What to produce => Give the number of lines in the entries that contain "after". State only the count.

Data entries for graphics:
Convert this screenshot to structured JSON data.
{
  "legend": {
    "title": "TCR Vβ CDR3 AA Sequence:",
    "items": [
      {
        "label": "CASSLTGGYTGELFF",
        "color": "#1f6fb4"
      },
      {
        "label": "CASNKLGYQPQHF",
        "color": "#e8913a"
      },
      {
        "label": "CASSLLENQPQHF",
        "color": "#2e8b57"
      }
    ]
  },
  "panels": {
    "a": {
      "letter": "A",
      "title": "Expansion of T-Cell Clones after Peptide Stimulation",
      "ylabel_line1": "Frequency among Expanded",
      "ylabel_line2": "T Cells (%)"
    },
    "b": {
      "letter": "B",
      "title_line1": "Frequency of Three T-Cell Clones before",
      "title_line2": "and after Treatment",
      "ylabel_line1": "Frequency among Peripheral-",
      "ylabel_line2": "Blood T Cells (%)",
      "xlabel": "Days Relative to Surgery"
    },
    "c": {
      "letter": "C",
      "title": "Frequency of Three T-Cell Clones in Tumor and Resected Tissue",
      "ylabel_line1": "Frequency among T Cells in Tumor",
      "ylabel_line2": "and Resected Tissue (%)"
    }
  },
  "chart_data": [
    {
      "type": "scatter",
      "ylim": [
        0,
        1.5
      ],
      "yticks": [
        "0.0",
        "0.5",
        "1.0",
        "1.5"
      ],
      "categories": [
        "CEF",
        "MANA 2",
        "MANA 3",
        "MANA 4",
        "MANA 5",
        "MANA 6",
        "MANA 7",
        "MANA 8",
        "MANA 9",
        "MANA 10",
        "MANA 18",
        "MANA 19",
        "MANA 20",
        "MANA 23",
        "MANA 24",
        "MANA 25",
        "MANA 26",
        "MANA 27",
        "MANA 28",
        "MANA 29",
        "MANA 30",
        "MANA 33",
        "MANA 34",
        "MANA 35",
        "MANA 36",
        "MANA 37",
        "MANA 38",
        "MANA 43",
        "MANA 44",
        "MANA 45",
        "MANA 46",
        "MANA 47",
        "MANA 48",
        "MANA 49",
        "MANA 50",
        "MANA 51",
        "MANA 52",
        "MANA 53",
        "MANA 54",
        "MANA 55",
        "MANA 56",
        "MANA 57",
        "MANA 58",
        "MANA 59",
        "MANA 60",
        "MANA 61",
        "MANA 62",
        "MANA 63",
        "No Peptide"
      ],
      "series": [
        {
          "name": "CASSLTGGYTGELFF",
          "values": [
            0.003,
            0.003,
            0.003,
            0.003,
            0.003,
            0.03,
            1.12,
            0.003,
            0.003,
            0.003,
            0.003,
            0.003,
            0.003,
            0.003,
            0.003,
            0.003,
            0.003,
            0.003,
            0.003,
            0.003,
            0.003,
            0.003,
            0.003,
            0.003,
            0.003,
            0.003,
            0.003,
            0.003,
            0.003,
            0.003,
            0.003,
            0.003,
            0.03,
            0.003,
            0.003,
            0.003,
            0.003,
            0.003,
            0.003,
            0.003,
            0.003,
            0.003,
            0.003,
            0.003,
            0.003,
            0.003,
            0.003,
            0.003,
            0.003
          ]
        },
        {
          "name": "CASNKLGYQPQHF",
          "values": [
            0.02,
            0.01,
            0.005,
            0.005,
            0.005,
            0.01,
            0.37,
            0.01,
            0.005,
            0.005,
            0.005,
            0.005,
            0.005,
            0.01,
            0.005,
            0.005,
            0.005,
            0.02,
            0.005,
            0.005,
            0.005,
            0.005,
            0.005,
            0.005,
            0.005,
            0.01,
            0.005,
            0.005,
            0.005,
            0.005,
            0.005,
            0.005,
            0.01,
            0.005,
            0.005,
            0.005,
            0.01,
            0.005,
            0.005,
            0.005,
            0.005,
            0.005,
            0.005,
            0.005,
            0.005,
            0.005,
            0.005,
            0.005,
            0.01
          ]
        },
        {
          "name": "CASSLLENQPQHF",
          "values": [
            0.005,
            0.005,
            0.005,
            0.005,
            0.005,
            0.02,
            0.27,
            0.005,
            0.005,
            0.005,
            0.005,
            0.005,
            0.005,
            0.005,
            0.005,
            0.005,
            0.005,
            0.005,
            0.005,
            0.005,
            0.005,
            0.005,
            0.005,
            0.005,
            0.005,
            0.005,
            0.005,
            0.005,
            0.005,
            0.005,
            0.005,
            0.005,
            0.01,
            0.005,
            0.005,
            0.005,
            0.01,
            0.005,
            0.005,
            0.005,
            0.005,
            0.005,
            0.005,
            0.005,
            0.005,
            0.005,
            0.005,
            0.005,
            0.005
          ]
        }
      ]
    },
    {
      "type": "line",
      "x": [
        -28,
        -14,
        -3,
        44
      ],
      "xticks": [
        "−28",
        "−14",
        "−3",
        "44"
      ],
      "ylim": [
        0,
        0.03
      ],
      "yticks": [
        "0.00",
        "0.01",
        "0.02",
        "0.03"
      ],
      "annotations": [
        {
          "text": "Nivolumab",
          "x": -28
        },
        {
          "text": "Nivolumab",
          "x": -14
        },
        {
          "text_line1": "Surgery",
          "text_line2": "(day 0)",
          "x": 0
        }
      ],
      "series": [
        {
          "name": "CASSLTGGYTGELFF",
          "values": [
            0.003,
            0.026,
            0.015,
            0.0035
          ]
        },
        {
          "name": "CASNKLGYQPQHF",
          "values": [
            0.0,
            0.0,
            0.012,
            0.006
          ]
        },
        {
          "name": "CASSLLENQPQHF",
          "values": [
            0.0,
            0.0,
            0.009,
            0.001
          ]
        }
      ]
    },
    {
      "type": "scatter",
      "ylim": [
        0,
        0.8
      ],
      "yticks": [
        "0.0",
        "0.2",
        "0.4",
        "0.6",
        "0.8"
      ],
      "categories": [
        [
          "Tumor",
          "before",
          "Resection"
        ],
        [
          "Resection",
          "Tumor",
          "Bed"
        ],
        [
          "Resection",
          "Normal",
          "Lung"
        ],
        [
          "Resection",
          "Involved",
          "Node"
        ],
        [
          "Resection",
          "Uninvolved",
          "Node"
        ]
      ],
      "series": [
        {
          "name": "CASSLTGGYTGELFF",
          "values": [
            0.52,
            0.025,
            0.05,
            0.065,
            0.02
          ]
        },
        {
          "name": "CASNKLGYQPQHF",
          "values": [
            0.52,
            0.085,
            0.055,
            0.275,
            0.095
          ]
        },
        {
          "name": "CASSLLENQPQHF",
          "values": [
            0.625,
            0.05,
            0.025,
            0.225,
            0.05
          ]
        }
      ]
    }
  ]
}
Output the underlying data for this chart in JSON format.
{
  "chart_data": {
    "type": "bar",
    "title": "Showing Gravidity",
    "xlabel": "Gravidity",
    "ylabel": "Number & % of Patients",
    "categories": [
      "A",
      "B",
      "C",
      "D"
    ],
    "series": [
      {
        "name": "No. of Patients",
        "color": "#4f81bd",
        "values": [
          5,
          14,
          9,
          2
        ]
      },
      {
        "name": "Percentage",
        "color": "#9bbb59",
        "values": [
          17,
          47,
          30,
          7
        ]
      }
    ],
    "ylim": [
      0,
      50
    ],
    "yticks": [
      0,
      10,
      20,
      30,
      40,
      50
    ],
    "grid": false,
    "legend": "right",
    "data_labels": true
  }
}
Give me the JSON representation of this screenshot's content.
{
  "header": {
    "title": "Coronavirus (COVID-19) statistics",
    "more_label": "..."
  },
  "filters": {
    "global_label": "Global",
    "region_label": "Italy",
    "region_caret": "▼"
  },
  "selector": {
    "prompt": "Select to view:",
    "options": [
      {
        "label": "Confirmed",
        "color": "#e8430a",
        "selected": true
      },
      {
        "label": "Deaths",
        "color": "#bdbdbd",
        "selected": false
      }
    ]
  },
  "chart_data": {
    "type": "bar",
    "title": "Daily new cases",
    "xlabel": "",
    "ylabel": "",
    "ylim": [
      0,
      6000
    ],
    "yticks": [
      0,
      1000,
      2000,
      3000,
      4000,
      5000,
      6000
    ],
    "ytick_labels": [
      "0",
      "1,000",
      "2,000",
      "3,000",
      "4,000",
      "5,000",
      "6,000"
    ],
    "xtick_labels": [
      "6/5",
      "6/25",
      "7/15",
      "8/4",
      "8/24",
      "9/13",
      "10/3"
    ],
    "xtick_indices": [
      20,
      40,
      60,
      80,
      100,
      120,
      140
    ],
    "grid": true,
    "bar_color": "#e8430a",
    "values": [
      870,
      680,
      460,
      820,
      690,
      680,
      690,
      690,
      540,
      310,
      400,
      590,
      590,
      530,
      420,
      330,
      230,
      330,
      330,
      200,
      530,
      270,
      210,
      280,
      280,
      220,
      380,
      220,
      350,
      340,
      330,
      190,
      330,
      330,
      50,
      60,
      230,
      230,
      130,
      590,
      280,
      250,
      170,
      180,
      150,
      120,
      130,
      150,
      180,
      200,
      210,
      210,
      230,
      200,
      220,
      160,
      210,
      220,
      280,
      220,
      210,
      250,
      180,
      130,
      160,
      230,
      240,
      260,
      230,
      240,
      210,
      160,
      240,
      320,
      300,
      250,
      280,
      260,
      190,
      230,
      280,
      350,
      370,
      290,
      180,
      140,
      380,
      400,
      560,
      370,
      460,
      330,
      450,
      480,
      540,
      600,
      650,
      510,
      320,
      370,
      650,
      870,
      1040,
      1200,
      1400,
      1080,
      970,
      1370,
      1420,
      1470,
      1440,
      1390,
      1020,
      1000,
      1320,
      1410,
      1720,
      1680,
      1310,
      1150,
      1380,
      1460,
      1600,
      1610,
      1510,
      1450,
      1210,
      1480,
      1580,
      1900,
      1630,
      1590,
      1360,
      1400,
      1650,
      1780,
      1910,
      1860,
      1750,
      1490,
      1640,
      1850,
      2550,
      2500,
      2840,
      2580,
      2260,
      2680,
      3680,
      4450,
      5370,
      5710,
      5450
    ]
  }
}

Exercise solution => 2